Reproduce the listing below exactly, minus its pictures.

» **SUPPLIED DATA**
-*-

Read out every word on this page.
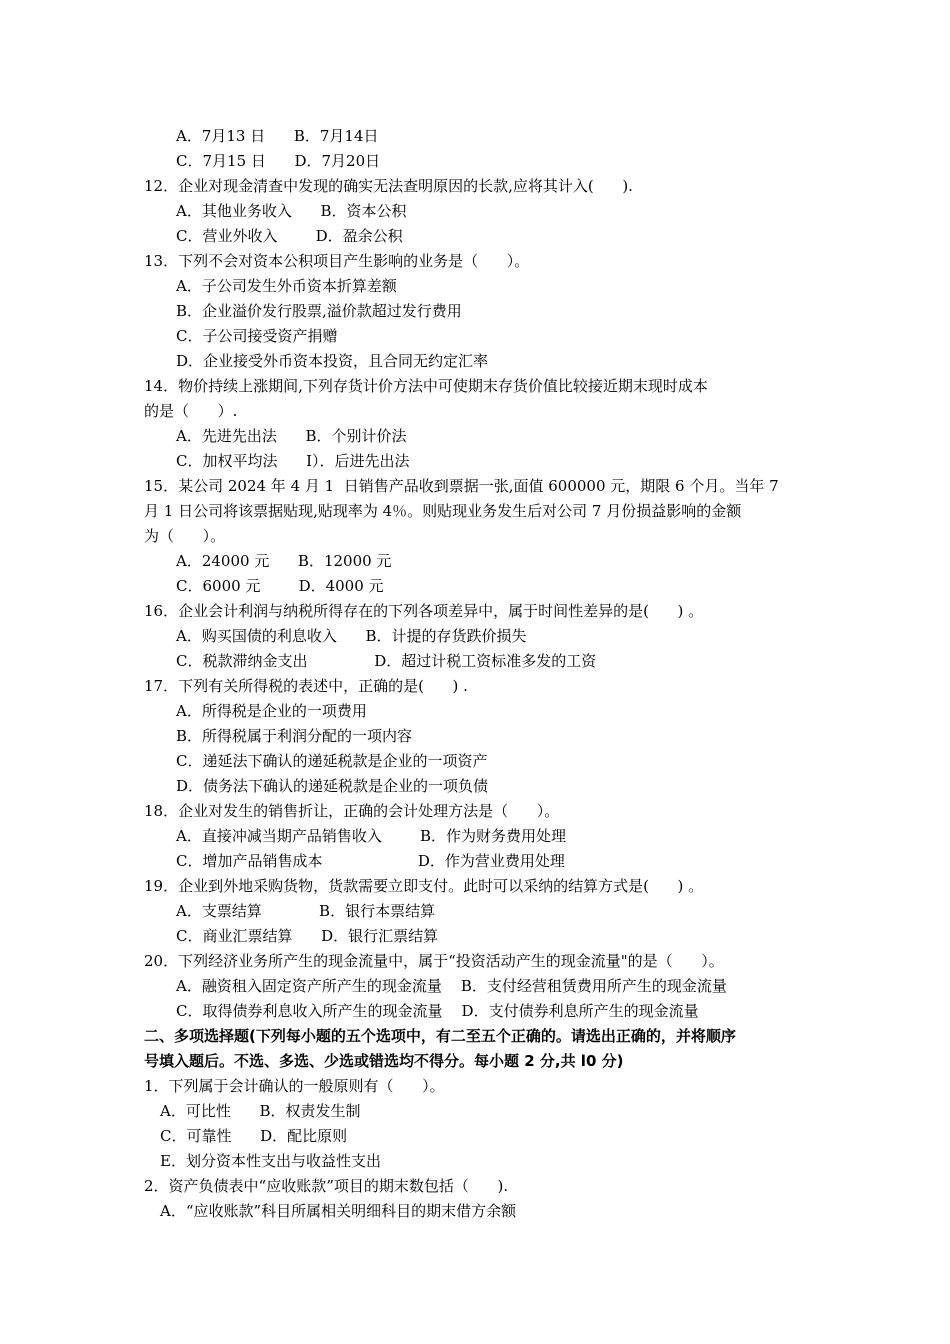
A．7月13 日      B．7月14日
C．7月15 日      D．7月20日
12．企业对现金清查中发现的确实无法查明原因的长款,应将其计入(      ).
A．其他业务收入      B．资本公积
C．营业外收入        D．盈余公积
13．下列不会对资本公积项目产生影响的业务是（      ）。
A．子公司发生外币资本折算差额
B．企业溢价发行股票,溢价款超过发行费用
C．子公司接受资产捐赠
D．企业接受外币资本投资，且合同无约定汇率
14．物价持续上涨期间,下列存货计价方法中可使期末存货价值比较接近期末现时成本
的是（      ）.
A．先进先出法      B．个别计价法
C．加权平均法      I）．后进先出法
15．某公司 2024 年 4 月 1  日销售产品收到票据一张,面值 600000 元，期限 6 个月。当年 7
月 1 日公司将该票据贴现,贴现率为 4％。则贴现业务发生后对公司 7 月份损益影响的金额
为（      ）。
A．24000 元      B．12000 元
C．6000 元        D．4000 元
16．企业会计利润与纳税所得存在的下列各项差异中，属于时间性差异的是(      ) 。
A．购买国债的利息收入      B．计提的存货跌价损失
C．税款滞纳金支出              D．超过计税工资标准多发的工资
17．下列有关所得税的表述中，正确的是(      ) .
A．所得税是企业的一项费用
B．所得税属于利润分配的一项内容
C．递延法下确认的递延税款是企业的一项资产
D．债务法下确认的递延税款是企业的一项负债
18．企业对发生的销售折让，正确的会计处理方法是（      ）。
A．直接冲减当期产品销售收入        B．作为财务费用处理
C．增加产品销售成本                    D．作为营业费用处理
19．企业到外地采购货物，货款需要立即支付。此时可以采纳的结算方式是(      ) 。
A．支票结算            B．银行本票结算
C．商业汇票结算      D．银行汇票结算
20．下列经济业务所产生的现金流量中，属于“投资活动产生的现金流量"的是（      ）。
A．融资租入固定资产所产生的现金流量    B．支付经营租赁费用所产生的现金流量
C．取得债券利息收入所产生的现金流量    D．支付债券利息所产生的现金流量
二、多项选择题(下列每小题的五个选项中，有二至五个正确的。请选出正确的，并将顺序
号填入题后。不选、多选、少选或错选均不得分。每小题 2 分,共 l0 分)
1．下列属于会计确认的一般原则有（      ）。
A．可比性      B．权责发生制
C．可靠性      D．配比原则
E．划分资本性支出与收益性支出
2．资产负债表中“应收账款”项目的期末数包括（      ).
A．“应收账款”科目所属相关明细科目的期末借方余额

-*-

» **OUTPUT FOR THIS EXERCISE**
Read out every word on this page.
A．7月13 日      B．7月14日
C．7月15 日      D．7月20日
12．企业对现金清查中发现的确实无法查明原因的长款,应将其计入(      ).
A．其他业务收入      B．资本公积
C．营业外收入        D．盈余公积
13．下列不会对资本公积项目产生影响的业务是（      ）。
A．子公司发生外币资本折算差额
B．企业溢价发行股票,溢价款超过发行费用
C．子公司接受资产捐赠
D．企业接受外币资本投资，且合同无约定汇率
14．物价持续上涨期间,下列存货计价方法中可使期末存货价值比较接近期末现时成本
的是（      ）.
A．先进先出法      B．个别计价法
C．加权平均法      I）．后进先出法
15．某公司 2024 年 4 月 1  日销售产品收到票据一张,面值 600000 元，期限 6 个月。当年 7
月 1 日公司将该票据贴现,贴现率为 4％。则贴现业务发生后对公司 7 月份损益影响的金额
为（      ）。
A．24000 元      B．12000 元
C．6000 元        D．4000 元
16．企业会计利润与纳税所得存在的下列各项差异中，属于时间性差异的是(      ) 。
A．购买国债的利息收入      B．计提的存货跌价损失
C．税款滞纳金支出              D．超过计税工资标准多发的工资
17．下列有关所得税的表述中，正确的是(      ) .
A．所得税是企业的一项费用
B．所得税属于利润分配的一项内容
C．递延法下确认的递延税款是企业的一项资产
D．债务法下确认的递延税款是企业的一项负债
18．企业对发生的销售折让，正确的会计处理方法是（      ）。
A．直接冲减当期产品销售收入        B．作为财务费用处理
C．增加产品销售成本                    D．作为营业费用处理
19．企业到外地采购货物，货款需要立即支付。此时可以采纳的结算方式是(      ) 。
A．支票结算            B．银行本票结算
C．商业汇票结算      D．银行汇票结算
20．下列经济业务所产生的现金流量中，属于“投资活动产生的现金流量"的是（      ）。
A．融资租入固定资产所产生的现金流量    B．支付经营租赁费用所产生的现金流量
C．取得债券利息收入所产生的现金流量    D．支付债券利息所产生的现金流量
二、多项选择题(下列每小题的五个选项中，有二至五个正确的。请选出正确的，并将顺序
号填入题后。不选、多选、少选或错选均不得分。每小题 2 分,共 l0 分)
1．下列属于会计确认的一般原则有（      ）。
A．可比性      B．权责发生制
C．可靠性      D．配比原则
E．划分资本性支出与收益性支出
2．资产负债表中“应收账款”项目的期末数包括（      ).
A．“应收账款”科目所属相关明细科目的期末借方余额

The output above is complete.